[Records excerpted from a collection]
============================================================
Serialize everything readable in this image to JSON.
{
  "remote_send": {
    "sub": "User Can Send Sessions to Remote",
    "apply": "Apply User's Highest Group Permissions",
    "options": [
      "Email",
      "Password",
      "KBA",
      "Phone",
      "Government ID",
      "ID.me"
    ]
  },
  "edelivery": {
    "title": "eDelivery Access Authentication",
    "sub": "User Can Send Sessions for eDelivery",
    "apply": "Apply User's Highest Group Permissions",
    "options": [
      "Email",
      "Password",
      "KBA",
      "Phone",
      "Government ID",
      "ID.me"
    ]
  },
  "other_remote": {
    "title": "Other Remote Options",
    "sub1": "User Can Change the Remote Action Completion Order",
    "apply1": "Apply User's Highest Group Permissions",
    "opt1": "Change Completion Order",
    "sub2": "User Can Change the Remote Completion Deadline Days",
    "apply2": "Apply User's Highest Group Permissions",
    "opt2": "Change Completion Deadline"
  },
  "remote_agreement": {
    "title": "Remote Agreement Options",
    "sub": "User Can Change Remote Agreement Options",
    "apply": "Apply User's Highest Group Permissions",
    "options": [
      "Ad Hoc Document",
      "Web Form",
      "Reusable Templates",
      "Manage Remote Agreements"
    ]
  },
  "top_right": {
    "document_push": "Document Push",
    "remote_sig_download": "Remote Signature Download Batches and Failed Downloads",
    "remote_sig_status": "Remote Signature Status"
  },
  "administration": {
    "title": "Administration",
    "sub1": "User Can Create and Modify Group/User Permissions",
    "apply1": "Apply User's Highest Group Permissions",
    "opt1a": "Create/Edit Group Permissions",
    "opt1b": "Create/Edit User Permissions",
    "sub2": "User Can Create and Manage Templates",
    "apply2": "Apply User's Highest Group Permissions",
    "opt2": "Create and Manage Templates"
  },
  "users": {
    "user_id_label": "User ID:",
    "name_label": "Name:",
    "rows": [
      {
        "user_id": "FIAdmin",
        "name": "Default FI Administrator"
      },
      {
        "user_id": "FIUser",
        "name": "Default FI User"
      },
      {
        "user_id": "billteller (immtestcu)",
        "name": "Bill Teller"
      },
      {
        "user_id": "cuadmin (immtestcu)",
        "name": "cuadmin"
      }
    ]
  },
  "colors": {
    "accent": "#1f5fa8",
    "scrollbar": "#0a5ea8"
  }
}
============================================================
**WHAT YOU HAVE TO DO:**
Write out the entries above once more, without altering anything.

**IN RESPONSE:**
Serialize everything readable in this image to JSON.
{
  "remote_send": {
    "sub": "User Can Send Sessions to Remote",
    "apply": "Apply User's Highest Group Permissions",
    "options": [
      "Email",
      "Password",
      "KBA",
      "Phone",
      "Government ID",
      "ID.me"
    ]
  },
  "edelivery": {
    "title": "eDelivery Access Authentication",
    "sub": "User Can Send Sessions for eDelivery",
    "apply": "Apply User's Highest Group Permissions",
    "options": [
      "Email",
      "Password",
      "KBA",
      "Phone",
      "Government ID",
      "ID.me"
    ]
  },
  "other_remote": {
    "title": "Other Remote Options",
    "sub1": "User Can Change the Remote Action Completion Order",
    "apply1": "Apply User's Highest Group Permissions",
    "opt1": "Change Completion Order",
    "sub2": "User Can Change the Remote Completion Deadline Days",
    "apply2": "Apply User's Highest Group Permissions",
    "opt2": "Change Completion Deadline"
  },
  "remote_agreement": {
    "title": "Remote Agreement Options",
    "sub": "User Can Change Remote Agreement Options",
    "apply": "Apply User's Highest Group Permissions",
    "options": [
      "Ad Hoc Document",
      "Web Form",
      "Reusable Templates",
      "Manage Remote Agreements"
    ]
  },
  "top_right": {
    "document_push": "Document Push",
    "remote_sig_download": "Remote Signature Download Batches and Failed Downloads",
    "remote_sig_status": "Remote Signature Status"
  },
  "administration": {
    "title": "Administration",
    "sub1": "User Can Create and Modify Group/User Permissions",
    "apply1": "Apply User's Highest Group Permissions",
    "opt1a": "Create/Edit Group Permissions",
    "opt1b": "Create/Edit User Permissions",
    "sub2": "User Can Create and Manage Templates",
    "apply2": "Apply User's Highest Group Permissions",
    "opt2": "Create and Manage Templates"
  },
  "users": {
    "user_id_label": "User ID:",
    "name_label": "Name:",
    "rows": [
      {
        "user_id": "FIAdmin",
        "name": "Default FI Administrator"
      },
      {
        "user_id": "FIUser",
        "name": "Default FI User"
      },
      {
        "user_id": "billteller (immtestcu)",
        "name": "Bill Teller"
      },
      {
        "user_id": "cuadmin (immtestcu)",
        "name": "cuadmin"
      }
    ]
  },
  "colors": {
    "accent": "#1f5fa8",
    "scrollbar": "#0a5ea8"
  }
}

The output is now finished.